■ WHAT IS ASKED: Work out how many lines in the listing below include the word "door". Give nothing but the number.

■ PROVIDED ENTRIES:
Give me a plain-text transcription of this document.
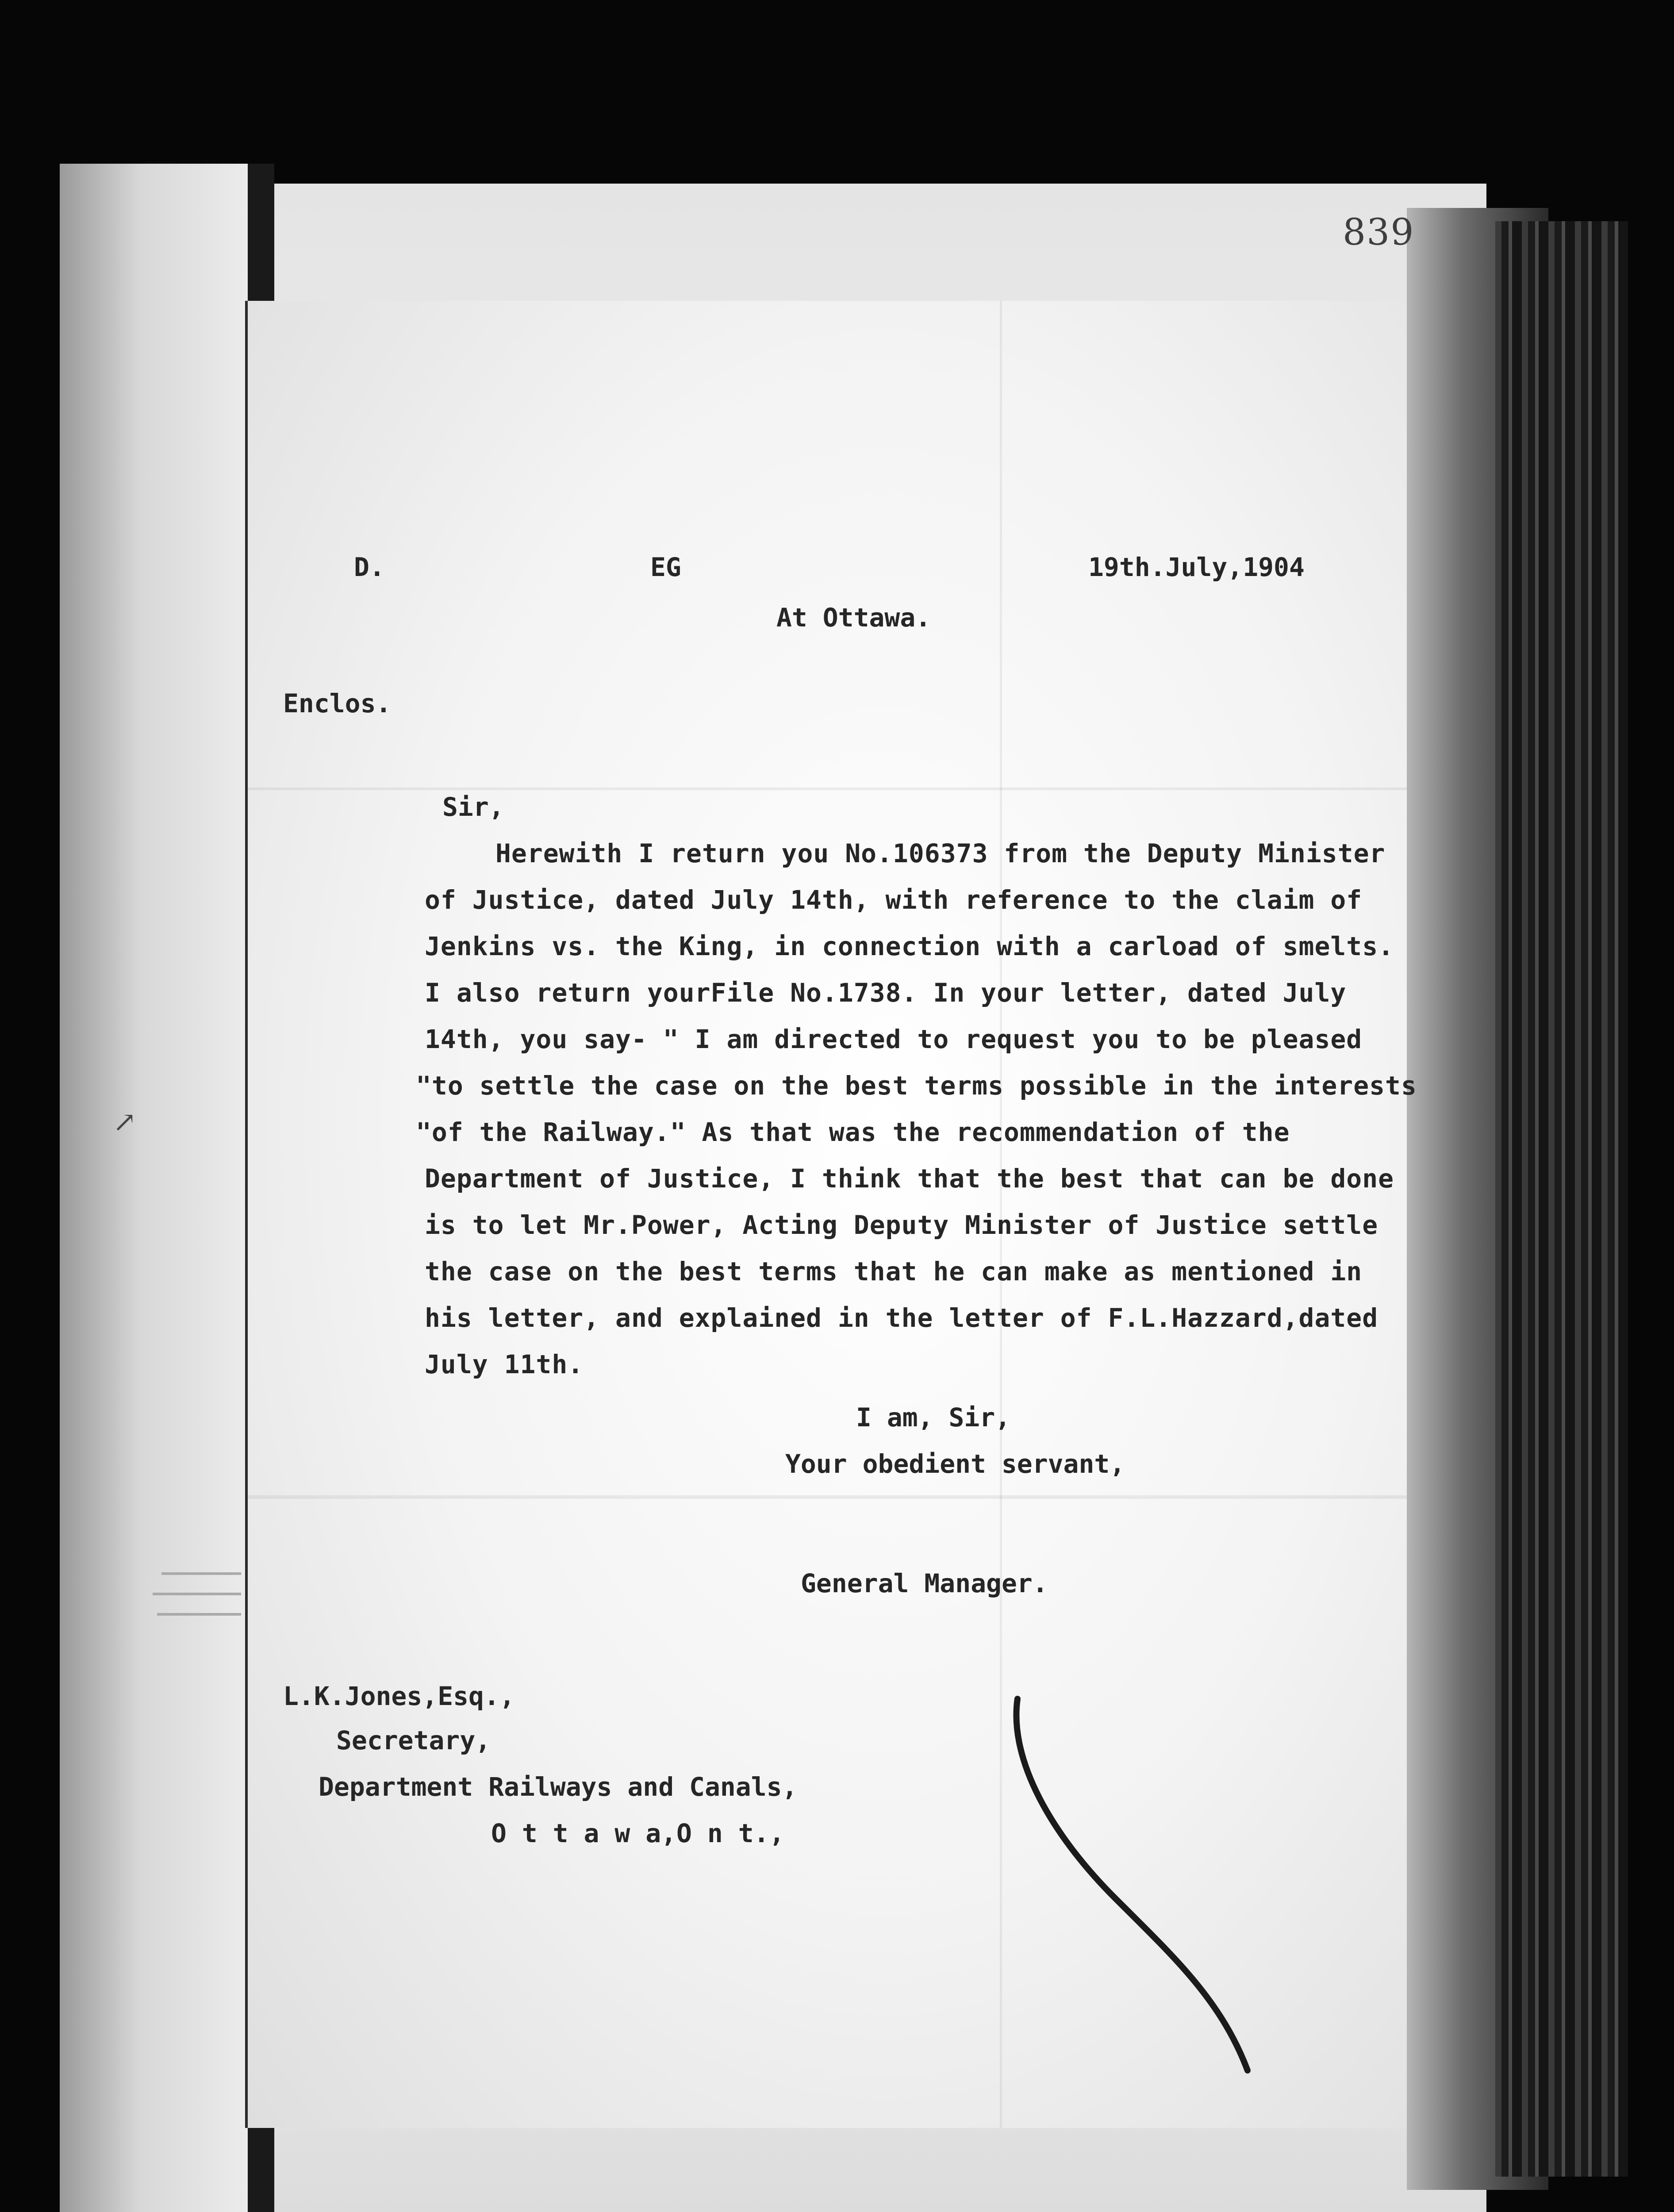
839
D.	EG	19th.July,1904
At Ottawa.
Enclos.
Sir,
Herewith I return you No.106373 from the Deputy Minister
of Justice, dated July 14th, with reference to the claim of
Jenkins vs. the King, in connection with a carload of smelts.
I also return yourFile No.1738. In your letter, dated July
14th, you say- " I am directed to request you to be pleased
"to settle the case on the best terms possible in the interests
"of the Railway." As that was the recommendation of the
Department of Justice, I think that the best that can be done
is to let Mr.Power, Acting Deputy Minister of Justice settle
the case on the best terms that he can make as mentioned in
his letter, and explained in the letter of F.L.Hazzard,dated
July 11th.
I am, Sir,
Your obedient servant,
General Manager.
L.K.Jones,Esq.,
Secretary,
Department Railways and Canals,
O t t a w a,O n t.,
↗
--
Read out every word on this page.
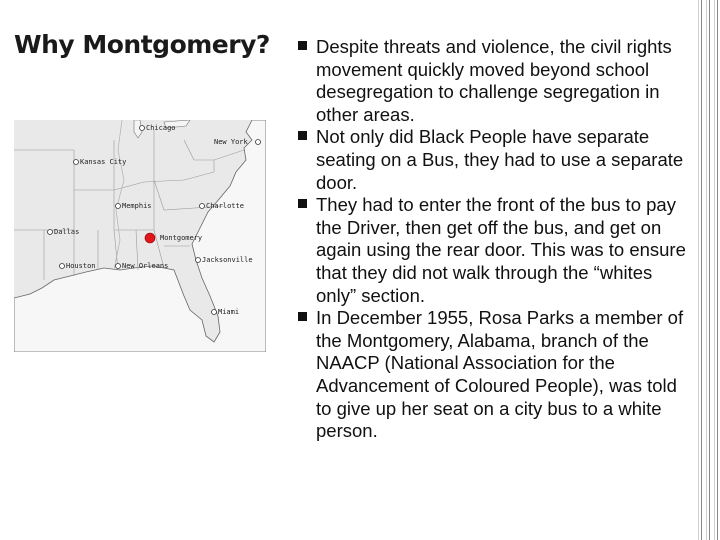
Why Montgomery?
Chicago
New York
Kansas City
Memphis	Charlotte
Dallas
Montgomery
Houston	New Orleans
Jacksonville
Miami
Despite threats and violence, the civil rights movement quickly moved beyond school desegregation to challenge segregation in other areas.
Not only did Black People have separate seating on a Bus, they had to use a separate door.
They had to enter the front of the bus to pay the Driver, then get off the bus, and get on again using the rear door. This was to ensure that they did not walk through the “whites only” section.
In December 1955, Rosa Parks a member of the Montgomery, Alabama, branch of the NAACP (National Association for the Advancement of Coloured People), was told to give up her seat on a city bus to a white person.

■ OUTPUT BELOW: 2